>> START RECORDS FOR THIS TASK

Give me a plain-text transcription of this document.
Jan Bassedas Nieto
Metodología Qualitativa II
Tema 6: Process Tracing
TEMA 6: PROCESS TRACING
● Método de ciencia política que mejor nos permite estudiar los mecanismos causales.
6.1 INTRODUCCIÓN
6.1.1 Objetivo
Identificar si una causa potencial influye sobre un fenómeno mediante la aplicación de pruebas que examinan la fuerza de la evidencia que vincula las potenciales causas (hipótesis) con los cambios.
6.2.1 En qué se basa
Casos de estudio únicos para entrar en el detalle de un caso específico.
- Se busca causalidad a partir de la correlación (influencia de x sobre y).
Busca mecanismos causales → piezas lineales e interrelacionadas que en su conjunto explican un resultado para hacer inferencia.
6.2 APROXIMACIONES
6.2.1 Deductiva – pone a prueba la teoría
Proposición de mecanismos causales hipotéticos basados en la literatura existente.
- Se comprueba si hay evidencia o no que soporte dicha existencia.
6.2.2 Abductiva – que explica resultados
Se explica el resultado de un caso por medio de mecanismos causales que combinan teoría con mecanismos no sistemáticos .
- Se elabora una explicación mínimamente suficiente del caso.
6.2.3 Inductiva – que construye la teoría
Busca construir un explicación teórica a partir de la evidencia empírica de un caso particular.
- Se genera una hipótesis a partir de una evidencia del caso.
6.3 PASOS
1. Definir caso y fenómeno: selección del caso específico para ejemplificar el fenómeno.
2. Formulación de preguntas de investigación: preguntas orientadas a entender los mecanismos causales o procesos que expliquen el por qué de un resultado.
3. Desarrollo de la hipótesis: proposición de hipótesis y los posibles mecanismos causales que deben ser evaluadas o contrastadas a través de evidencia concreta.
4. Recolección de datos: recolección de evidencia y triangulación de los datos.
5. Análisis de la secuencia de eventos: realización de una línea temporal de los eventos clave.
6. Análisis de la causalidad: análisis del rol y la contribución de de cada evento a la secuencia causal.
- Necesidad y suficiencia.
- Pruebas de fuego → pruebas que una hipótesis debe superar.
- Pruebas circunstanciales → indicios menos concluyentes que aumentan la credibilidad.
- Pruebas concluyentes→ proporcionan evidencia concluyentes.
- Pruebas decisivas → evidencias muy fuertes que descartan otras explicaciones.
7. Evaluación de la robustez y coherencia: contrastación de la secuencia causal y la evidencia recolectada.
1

>> END RECORDS FOR THIS TASK

**WHAT THE TASK REQUIRES:** In the records above, locate the lines holding the word "Análisis". Copy each of them.

**SOLUTION TO THE PROBLEM:**
5. Análisis de la secuencia de eventos: realización de una línea temporal de los eventos clave.
6. Análisis de la causalidad: análisis del rol y la contribución de de cada evento a la secuencia causal.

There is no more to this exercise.